For the entries that follow, state how many lines include the word "frac", giving the number and nothing else.

---------- DATASET ROWS ----------

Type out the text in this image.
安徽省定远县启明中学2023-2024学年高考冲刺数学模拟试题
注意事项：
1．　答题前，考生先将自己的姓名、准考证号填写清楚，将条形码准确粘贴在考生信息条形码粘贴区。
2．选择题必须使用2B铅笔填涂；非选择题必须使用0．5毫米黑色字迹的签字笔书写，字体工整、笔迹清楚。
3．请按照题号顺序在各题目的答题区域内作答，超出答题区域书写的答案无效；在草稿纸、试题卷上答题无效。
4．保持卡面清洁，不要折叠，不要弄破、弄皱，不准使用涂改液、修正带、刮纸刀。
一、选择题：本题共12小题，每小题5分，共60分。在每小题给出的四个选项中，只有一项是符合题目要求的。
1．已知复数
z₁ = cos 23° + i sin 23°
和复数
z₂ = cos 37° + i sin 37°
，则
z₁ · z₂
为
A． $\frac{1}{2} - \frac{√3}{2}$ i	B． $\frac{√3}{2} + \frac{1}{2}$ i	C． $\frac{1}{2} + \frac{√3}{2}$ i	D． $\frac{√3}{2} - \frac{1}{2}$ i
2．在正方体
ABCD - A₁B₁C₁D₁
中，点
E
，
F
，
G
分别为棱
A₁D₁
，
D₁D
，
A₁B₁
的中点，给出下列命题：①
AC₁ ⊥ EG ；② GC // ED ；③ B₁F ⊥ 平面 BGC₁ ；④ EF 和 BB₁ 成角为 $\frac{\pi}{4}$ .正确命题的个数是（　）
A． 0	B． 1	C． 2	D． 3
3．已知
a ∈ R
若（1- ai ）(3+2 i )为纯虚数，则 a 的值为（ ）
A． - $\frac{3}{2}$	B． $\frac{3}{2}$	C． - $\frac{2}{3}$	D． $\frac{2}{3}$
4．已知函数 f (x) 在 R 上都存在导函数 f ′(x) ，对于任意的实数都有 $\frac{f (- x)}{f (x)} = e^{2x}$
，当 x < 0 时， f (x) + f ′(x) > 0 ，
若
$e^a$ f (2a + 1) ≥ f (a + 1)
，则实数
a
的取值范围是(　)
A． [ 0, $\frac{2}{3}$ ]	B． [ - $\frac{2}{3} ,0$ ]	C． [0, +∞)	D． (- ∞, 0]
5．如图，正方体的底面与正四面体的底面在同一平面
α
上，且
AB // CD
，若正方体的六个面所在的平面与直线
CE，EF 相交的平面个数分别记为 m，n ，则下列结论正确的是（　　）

----------

**SOLUTION FOR THIS TASK:** 5